— begin Exercise data —

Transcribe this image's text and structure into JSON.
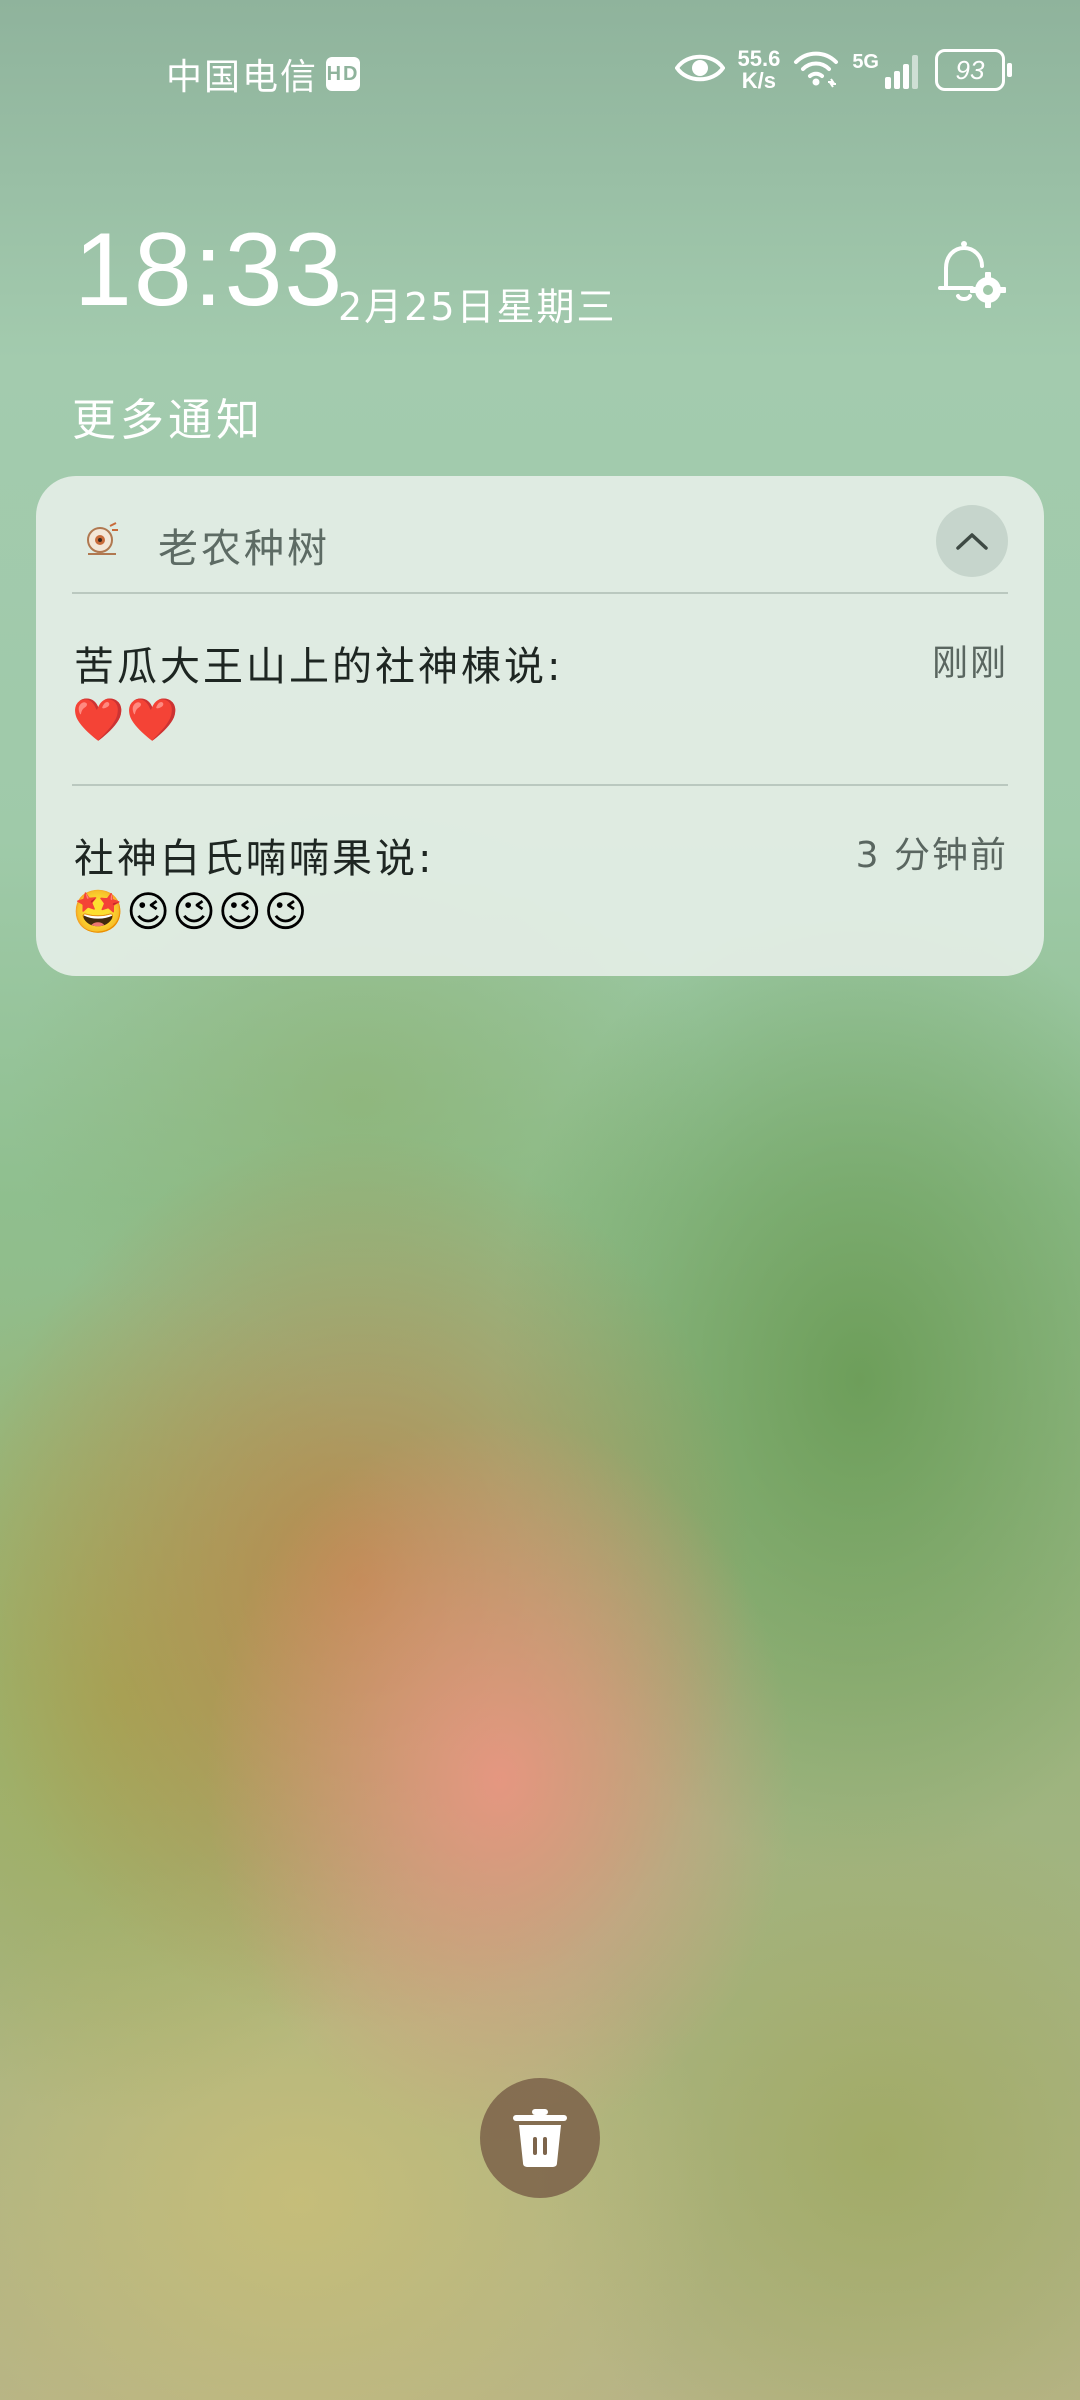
{
  "status_bar": {
    "carrier": "中国电信",
    "hd_badge": "HD",
    "speed_value": "55.6",
    "speed_unit": "K/s",
    "network": "5G",
    "battery": "93",
    "icons": [
      "eye-icon",
      "wifi-icon",
      "signal-icon",
      "battery-icon"
    ]
  },
  "lockscreen": {
    "time": "18:33",
    "date": "2月25日星期三",
    "more_notifications": "更多通知"
  },
  "notification_group": {
    "app_name": "老农种树",
    "messages": [
      {
        "title": "苦瓜大王山上的社神棟说:",
        "time": "刚刚",
        "body": "❤️❤️"
      },
      {
        "title": "社神白氏喃喃果说:",
        "time": "3 分钟前",
        "body": "🤩😉😉😉😉"
      }
    ]
  },
  "colors": {
    "card_bg": "#e4eee6",
    "trash_bg": "#7d644b",
    "text_dark": "#1e2622",
    "text_muted": "#5a6660"
  }
}
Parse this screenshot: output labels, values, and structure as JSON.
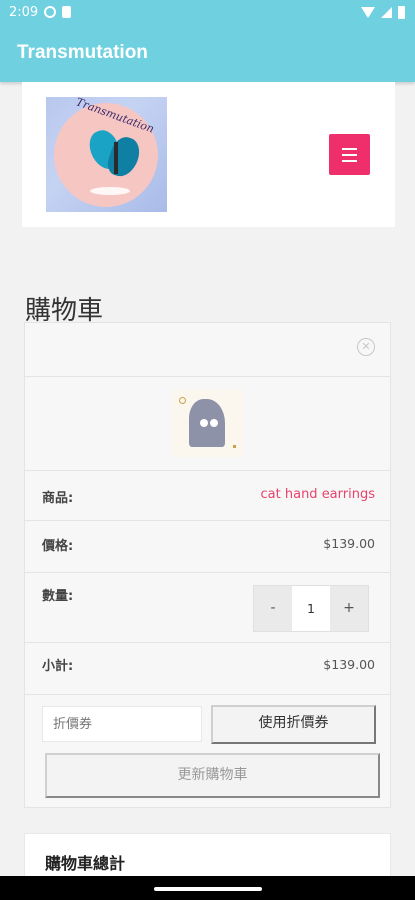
{
  "status_bar": {
    "time": "2:09",
    "icons": [
      "settings-icon",
      "sim-card-icon",
      "wifi-icon",
      "signal-icon",
      "battery-icon"
    ]
  },
  "app_bar": {
    "title": "Transmutation"
  },
  "header": {
    "logo_text": "Transmutation",
    "menu_icon": "hamburger-menu-icon",
    "accent_color": "#ee2f6b"
  },
  "page": {
    "title": "購物車"
  },
  "cart": {
    "remove_icon": "close-circle-icon",
    "product_label": "商品:",
    "product_name": "cat hand earrings",
    "price_label": "價格:",
    "price": "$139.00",
    "quantity_label": "數量:",
    "quantity": "1",
    "minus": "-",
    "plus": "+",
    "subtotal_label": "小計:",
    "subtotal": "$139.00",
    "coupon_placeholder": "折價券",
    "apply_coupon": "使用折價券",
    "update_cart": "更新購物車"
  },
  "totals": {
    "title": "購物車總計"
  },
  "colors": {
    "app_bar": "#6fd0e0",
    "link": "#e8426d"
  }
}
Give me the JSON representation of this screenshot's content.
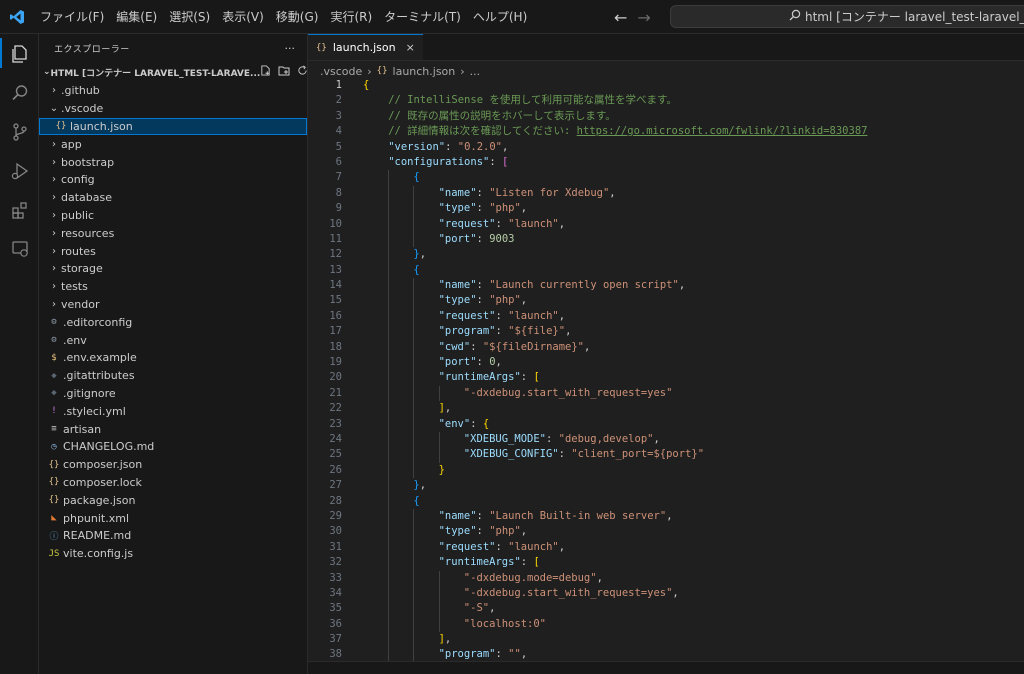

— end Exercise data —

Exercise aim
Write out the listing word for word, omitting the pictures it holds.

Exercise response
Transcribe this image's text and structure into JSON.
{
  "status_bar": {
    "carrier": "中国电信",
    "hd_badge": "HD",
    "speed_value": "55.6",
    "speed_unit": "K/s",
    "network": "5G",
    "battery": "93",
    "icons": [
      "eye-icon",
      "wifi-icon",
      "signal-icon",
      "battery-icon"
    ]
  },
  "lockscreen": {
    "time": "18:33",
    "date": "2月25日星期三",
    "more_notifications": "更多通知"
  },
  "notification_group": {
    "app_name": "老农种树",
    "messages": [
      {
        "title": "苦瓜大王山上的社神棟说:",
        "time": "刚刚",
        "body": "❤️❤️"
      },
      {
        "title": "社神白氏喃喃果说:",
        "time": "3 分钟前",
        "body": "🤩😉😉😉😉"
      }
    ]
  },
  "colors": {
    "card_bg": "#e4eee6",
    "trash_bg": "#7d644b",
    "text_dark": "#1e2622",
    "text_muted": "#5a6660"
  }
}
Parse this screenshot: output labels, values, and structure as JSON.
{
  "status_bar": {
    "time": "2:09",
    "icons": [
      "settings-icon",
      "sim-card-icon",
      "wifi-icon",
      "signal-icon",
      "battery-icon"
    ]
  },
  "app_bar": {
    "title": "Transmutation"
  },
  "header": {
    "logo_text": "Transmutation",
    "menu_icon": "hamburger-menu-icon",
    "accent_color": "#ee2f6b"
  },
  "page": {
    "title": "購物車"
  },
  "cart": {
    "remove_icon": "close-circle-icon",
    "product_label": "商品:",
    "product_name": "cat hand earrings",
    "price_label": "價格:",
    "price": "$139.00",
    "quantity_label": "數量:",
    "quantity": "1",
    "minus": "-",
    "plus": "+",
    "subtotal_label": "小計:",
    "subtotal": "$139.00",
    "coupon_placeholder": "折價券",
    "apply_coupon": "使用折價券",
    "update_cart": "更新購物車"
  },
  "totals": {
    "title": "購物車總計"
  },
  "colors": {
    "app_bar": "#6fd0e0",
    "link": "#e8426d"
  }
}
Give me the JSON representation of this screenshot's content.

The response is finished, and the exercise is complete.